Begin

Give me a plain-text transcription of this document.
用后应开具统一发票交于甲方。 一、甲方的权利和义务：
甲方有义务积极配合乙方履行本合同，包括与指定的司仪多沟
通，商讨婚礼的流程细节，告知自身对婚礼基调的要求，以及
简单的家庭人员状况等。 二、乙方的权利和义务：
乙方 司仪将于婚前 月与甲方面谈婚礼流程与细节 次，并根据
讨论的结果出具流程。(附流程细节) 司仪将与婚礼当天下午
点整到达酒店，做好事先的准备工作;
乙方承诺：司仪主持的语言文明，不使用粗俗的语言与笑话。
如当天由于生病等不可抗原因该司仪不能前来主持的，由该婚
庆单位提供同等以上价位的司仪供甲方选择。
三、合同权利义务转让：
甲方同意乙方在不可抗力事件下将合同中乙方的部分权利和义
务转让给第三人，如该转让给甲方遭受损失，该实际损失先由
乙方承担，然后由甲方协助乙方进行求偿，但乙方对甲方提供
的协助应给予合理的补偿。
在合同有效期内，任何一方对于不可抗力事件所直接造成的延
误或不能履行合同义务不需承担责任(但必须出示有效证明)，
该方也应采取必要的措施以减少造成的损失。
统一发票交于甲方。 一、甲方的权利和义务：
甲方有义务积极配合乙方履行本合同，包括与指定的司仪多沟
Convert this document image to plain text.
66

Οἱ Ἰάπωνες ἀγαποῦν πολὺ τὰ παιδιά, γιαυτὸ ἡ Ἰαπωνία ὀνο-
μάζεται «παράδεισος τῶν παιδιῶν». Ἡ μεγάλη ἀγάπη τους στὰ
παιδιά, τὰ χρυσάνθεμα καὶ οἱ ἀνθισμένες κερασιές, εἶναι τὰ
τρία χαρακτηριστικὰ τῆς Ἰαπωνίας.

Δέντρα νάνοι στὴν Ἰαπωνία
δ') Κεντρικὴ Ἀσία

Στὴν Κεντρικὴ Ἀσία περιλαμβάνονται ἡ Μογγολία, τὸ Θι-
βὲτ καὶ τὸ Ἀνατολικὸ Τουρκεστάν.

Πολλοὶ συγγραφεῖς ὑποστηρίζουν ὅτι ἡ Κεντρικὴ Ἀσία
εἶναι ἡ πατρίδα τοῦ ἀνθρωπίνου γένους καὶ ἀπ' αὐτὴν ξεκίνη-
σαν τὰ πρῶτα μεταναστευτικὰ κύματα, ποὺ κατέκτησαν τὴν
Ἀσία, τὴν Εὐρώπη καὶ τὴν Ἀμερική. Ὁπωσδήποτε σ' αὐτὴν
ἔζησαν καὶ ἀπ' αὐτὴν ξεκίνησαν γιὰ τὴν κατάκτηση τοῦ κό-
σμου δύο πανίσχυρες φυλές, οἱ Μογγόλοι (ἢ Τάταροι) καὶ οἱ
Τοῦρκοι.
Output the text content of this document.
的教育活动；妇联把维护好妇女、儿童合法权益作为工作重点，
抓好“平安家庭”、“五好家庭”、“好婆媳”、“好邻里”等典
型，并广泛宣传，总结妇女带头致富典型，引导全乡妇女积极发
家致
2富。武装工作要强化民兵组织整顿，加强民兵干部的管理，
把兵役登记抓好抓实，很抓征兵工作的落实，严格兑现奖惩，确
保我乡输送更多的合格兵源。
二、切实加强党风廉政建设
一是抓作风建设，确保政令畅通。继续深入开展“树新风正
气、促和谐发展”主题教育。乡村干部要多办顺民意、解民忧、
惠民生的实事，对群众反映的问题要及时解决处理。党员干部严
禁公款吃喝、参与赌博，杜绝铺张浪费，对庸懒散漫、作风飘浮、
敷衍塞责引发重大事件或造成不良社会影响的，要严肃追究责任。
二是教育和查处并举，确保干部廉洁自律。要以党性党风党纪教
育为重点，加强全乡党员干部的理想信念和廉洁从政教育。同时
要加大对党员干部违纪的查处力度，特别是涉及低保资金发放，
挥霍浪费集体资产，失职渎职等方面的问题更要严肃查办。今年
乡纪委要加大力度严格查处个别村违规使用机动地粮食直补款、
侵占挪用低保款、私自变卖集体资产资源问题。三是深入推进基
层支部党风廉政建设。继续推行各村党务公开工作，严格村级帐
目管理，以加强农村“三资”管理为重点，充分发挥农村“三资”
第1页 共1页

End

_What is asked_:
Repeat word for word the lines running from the line containing "Output the text content of this document." to the end of the entries above, inclusive.

_Solution to the exercise_:
Output the text content of this document.
的教育活动；妇联把维护好妇女、儿童合法权益作为工作重点，
抓好“平安家庭”、“五好家庭”、“好婆媳”、“好邻里”等典
型，并广泛宣传，总结妇女带头致富典型，引导全乡妇女积极发
家致
2富。武装工作要强化民兵组织整顿，加强民兵干部的管理，
把兵役登记抓好抓实，很抓征兵工作的落实，严格兑现奖惩，确
保我乡输送更多的合格兵源。
二、切实加强党风廉政建设
一是抓作风建设，确保政令畅通。继续深入开展“树新风正
气、促和谐发展”主题教育。乡村干部要多办顺民意、解民忧、
惠民生的实事，对群众反映的问题要及时解决处理。党员干部严
禁公款吃喝、参与赌博，杜绝铺张浪费，对庸懒散漫、作风飘浮、
敷衍塞责引发重大事件或造成不良社会影响的，要严肃追究责任。
二是教育和查处并举，确保干部廉洁自律。要以党性党风党纪教
育为重点，加强全乡党员干部的理想信念和廉洁从政教育。同时
要加大对党员干部违纪的查处力度，特别是涉及低保资金发放，
挥霍浪费集体资产，失职渎职等方面的问题更要严肃查办。今年
乡纪委要加大力度严格查处个别村违规使用机动地粮食直补款、
侵占挪用低保款、私自变卖集体资产资源问题。三是深入推进基
层支部党风廉政建设。继续推行各村党务公开工作，严格村级帐
目管理，以加强农村“三资”管理为重点，充分发挥农村“三资”
第1页 共1页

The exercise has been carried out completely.